Required task: Go through the data below. Pull out every line that has the word "start".

Supplied information:
....

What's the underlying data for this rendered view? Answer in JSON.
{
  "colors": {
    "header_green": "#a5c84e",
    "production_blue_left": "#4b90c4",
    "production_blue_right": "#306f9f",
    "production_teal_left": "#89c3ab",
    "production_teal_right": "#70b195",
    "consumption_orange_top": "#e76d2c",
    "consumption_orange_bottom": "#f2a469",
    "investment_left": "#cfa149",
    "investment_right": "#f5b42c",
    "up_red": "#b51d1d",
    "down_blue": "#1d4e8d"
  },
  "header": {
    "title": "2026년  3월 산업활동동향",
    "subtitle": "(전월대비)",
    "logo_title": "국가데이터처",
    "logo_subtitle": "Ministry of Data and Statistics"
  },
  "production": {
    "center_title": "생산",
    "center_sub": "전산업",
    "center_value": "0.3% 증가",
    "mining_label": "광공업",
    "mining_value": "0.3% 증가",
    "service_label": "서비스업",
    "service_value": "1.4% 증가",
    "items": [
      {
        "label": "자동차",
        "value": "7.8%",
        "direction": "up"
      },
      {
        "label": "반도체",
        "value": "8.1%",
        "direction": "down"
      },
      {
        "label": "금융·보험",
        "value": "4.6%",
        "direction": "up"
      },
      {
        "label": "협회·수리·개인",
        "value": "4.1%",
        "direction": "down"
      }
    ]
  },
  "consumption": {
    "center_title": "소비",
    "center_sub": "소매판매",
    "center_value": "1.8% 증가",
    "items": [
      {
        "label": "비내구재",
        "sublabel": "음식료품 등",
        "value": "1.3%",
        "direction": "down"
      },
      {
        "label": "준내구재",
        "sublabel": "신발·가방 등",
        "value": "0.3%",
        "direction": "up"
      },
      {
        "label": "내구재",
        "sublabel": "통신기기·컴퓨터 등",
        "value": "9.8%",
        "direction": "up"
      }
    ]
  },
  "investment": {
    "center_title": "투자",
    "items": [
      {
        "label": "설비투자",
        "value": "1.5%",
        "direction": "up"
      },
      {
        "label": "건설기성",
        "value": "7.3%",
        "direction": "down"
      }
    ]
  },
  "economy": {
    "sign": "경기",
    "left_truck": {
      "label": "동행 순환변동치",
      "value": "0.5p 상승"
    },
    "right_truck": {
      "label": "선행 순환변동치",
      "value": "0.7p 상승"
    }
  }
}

....

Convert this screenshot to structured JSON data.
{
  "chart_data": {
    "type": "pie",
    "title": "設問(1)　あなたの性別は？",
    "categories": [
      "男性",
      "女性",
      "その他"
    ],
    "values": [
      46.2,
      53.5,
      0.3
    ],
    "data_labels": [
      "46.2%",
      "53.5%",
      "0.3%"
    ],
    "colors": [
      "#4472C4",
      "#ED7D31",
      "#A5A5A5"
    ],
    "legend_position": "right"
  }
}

....

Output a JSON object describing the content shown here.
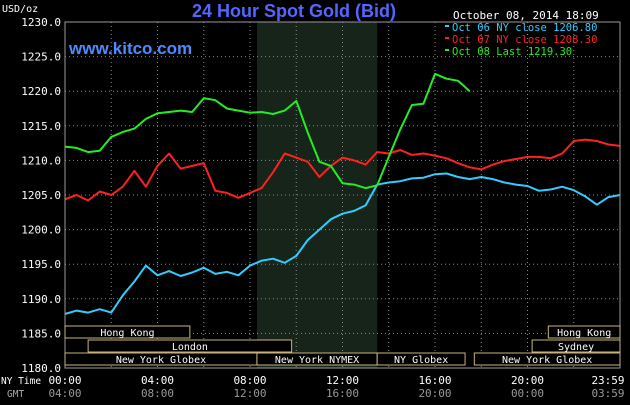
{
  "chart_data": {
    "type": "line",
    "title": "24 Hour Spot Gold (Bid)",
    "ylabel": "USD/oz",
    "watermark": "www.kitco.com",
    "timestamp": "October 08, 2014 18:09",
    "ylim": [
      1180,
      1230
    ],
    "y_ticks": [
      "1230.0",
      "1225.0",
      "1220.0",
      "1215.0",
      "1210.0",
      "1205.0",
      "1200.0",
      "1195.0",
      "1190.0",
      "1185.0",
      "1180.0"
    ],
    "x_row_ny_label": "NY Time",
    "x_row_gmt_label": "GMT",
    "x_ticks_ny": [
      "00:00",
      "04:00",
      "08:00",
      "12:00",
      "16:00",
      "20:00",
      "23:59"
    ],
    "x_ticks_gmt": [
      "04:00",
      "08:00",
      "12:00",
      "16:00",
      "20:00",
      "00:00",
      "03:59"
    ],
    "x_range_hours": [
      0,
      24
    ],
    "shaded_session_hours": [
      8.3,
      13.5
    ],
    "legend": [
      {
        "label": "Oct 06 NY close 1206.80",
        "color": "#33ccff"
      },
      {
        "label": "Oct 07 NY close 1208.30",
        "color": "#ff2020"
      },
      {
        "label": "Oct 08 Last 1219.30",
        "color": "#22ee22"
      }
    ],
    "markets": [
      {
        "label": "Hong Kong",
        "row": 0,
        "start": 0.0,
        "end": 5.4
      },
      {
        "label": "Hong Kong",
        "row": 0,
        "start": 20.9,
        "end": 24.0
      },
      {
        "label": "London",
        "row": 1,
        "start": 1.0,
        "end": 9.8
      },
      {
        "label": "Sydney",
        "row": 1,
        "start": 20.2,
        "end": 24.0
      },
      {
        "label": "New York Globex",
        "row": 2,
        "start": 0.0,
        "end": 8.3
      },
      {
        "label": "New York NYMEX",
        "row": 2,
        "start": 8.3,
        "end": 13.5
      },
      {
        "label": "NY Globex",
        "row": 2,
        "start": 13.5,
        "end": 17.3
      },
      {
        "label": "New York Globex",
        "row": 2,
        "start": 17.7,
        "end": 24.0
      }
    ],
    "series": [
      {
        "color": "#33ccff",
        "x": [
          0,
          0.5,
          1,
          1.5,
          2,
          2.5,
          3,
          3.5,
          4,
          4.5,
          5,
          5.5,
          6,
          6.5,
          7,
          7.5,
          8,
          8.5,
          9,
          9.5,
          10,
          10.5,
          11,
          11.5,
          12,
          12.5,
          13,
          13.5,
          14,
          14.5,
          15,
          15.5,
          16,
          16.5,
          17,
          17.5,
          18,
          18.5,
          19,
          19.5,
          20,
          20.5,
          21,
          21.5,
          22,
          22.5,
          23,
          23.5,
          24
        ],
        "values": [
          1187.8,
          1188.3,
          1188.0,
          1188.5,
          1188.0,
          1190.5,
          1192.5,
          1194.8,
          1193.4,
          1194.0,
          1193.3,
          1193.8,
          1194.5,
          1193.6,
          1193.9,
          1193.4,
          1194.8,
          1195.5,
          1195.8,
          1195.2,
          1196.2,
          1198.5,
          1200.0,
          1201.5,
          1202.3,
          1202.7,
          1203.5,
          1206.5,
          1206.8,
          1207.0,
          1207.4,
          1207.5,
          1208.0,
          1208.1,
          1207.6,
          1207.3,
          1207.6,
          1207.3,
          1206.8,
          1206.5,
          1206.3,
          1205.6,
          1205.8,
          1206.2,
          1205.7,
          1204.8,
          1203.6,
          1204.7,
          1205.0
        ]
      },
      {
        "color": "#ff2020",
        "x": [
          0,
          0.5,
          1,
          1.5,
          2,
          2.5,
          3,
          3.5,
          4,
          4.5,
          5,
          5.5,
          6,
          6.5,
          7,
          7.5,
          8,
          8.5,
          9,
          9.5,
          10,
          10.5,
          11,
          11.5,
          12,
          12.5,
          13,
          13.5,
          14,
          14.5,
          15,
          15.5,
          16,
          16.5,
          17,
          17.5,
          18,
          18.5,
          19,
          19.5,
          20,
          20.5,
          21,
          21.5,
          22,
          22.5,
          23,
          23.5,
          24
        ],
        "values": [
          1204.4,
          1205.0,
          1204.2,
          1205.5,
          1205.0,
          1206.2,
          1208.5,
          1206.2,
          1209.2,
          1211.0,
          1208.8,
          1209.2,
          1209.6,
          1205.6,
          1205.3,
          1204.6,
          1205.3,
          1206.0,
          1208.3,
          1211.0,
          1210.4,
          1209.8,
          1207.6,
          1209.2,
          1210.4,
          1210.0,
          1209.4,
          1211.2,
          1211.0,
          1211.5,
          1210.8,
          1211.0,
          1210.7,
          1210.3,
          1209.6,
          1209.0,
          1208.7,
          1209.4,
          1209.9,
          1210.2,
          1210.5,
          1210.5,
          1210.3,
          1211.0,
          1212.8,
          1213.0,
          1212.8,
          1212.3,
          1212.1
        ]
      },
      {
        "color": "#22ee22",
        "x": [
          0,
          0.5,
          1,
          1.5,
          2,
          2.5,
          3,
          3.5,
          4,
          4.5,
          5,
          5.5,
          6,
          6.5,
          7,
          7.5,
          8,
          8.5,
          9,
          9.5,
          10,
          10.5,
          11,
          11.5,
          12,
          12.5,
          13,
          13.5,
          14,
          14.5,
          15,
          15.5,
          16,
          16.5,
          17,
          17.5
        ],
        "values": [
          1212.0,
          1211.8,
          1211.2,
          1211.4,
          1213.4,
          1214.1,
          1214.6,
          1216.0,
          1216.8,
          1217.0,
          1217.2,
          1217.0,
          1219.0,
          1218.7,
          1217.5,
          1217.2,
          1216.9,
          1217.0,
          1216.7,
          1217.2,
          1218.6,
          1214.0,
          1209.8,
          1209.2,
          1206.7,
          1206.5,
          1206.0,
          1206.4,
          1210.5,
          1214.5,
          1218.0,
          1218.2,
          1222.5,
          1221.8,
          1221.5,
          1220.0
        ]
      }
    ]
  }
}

....

Full output:
        "start": 0.0,
        "start": 20.9,
        "start": 1.0,
        "start": 20.2,
        "start": 0.0,
        "start": 8.3,
        "start": 13.5,
        "start": 17.7,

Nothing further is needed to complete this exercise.